** START OF INFORMATION SUPPLIED **
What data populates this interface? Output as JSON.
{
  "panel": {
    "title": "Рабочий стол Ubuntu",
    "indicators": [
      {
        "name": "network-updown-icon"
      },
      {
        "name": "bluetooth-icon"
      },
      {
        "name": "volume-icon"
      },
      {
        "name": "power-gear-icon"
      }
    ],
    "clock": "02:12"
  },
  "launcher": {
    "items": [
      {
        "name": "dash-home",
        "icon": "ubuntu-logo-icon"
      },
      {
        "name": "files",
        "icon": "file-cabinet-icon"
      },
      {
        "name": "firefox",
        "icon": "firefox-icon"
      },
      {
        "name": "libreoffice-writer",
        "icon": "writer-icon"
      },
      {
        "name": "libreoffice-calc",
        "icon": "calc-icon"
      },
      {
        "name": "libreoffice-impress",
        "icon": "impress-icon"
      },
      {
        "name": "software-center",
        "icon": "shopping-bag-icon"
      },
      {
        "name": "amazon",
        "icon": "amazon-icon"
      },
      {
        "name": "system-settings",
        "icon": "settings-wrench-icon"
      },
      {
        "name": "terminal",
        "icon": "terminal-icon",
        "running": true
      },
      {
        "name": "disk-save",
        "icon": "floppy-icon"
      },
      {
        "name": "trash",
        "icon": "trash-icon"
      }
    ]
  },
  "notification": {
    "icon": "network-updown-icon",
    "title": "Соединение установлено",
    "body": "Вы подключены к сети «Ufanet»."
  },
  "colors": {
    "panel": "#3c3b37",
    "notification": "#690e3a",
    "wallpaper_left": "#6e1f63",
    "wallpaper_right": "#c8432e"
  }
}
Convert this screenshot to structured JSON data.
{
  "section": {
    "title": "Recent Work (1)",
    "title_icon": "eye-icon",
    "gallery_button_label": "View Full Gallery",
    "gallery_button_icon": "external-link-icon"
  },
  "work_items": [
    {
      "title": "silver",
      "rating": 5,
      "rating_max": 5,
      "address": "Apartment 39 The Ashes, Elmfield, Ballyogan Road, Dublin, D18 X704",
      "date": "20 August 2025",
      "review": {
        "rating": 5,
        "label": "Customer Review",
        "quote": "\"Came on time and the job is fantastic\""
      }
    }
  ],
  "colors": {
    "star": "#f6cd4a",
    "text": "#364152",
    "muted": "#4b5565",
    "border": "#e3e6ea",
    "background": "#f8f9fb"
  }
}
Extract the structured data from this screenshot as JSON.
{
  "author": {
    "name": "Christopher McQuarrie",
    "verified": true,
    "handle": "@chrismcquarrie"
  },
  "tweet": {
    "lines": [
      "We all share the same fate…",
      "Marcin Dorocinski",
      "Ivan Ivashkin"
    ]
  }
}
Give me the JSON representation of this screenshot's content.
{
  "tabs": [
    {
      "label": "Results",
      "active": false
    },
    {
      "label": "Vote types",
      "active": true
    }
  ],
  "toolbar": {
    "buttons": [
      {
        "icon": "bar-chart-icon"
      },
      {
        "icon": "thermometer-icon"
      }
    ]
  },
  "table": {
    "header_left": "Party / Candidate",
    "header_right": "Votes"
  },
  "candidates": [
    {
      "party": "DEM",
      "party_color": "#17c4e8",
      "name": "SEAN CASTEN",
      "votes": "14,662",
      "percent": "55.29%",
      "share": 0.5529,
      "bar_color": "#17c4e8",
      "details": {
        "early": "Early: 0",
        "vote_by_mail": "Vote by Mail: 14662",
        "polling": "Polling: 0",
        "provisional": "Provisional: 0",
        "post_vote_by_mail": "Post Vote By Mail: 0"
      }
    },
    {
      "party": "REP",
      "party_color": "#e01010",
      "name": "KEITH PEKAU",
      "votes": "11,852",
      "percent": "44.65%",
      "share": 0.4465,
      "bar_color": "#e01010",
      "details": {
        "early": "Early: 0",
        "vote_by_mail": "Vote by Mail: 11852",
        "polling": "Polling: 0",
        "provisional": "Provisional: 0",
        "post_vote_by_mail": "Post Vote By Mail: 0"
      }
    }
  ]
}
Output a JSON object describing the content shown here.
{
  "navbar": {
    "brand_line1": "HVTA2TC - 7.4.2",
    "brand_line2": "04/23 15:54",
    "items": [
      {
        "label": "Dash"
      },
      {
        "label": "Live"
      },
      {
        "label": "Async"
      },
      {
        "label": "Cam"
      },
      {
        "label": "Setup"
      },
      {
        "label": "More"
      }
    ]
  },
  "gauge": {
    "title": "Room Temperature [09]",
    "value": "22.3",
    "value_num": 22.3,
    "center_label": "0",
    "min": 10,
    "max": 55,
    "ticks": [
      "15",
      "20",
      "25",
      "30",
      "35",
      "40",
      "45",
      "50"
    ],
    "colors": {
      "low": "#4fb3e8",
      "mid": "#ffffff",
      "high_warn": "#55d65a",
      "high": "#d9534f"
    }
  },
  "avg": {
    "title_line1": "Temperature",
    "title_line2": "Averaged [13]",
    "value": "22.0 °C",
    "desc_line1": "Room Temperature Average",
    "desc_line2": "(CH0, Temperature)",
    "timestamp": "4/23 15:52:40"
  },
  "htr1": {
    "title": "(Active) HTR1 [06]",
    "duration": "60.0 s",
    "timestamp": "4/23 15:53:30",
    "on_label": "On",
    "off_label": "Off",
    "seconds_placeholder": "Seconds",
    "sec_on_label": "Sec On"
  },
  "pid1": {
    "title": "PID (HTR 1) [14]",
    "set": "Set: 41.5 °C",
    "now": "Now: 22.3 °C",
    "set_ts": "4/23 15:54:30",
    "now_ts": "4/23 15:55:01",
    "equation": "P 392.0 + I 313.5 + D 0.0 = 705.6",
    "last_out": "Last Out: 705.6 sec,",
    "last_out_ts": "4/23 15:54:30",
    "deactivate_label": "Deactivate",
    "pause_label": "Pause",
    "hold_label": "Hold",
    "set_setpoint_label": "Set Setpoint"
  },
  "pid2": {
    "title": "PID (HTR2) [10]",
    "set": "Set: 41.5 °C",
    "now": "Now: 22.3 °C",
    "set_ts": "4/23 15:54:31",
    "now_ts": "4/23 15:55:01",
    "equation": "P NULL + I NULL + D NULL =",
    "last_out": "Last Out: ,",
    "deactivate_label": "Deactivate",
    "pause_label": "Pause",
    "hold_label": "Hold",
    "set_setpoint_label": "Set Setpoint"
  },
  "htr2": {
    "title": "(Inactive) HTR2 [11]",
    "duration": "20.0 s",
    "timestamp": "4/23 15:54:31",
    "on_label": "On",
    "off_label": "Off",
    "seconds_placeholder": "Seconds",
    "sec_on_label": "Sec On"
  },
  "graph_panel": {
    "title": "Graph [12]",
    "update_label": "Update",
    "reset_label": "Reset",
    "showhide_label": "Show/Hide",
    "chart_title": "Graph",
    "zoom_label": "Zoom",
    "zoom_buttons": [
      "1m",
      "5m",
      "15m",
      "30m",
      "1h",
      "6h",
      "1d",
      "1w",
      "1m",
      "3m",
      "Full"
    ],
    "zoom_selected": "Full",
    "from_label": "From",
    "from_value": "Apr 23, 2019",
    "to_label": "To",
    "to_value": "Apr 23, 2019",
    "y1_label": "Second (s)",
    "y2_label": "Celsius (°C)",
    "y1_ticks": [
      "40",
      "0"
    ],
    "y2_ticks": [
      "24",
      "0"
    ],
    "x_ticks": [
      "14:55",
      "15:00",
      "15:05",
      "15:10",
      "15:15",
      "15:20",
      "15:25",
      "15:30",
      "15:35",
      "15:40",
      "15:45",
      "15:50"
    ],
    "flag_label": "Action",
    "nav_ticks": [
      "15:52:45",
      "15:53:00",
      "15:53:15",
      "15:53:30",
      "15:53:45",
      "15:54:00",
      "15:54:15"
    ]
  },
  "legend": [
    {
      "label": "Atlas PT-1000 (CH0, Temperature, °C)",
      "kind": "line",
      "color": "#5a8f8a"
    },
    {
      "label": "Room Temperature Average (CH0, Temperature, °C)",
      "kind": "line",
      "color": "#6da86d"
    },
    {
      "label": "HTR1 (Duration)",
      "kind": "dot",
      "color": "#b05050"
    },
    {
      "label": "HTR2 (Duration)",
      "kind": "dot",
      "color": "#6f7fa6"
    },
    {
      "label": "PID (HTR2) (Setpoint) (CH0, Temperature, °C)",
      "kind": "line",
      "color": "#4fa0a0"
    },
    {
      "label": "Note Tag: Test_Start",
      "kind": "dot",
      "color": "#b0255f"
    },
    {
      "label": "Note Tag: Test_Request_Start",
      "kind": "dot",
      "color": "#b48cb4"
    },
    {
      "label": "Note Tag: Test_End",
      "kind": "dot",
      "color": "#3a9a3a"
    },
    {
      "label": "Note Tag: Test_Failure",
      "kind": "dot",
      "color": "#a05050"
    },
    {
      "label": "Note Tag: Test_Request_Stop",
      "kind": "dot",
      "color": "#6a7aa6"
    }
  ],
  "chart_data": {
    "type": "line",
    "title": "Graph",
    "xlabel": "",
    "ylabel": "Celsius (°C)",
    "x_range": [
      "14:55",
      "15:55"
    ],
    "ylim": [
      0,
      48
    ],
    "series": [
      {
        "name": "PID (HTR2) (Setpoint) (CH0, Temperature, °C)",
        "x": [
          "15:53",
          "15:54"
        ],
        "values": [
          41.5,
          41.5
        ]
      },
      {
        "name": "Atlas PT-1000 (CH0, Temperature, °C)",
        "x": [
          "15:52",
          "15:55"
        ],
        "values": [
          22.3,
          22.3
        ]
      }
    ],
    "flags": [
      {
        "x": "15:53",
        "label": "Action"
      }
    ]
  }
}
** END OF INFORMATION SUPPLIED **
→ WORK TO DO
Look through the lines above and collect those with the word "equation".

→ ANSWER TO THIS EXERCISE
    "equation": "P 392.0 + I 313.5 + D 0.0 = 705.6",
    "equation": "P NULL + I NULL + D NULL =",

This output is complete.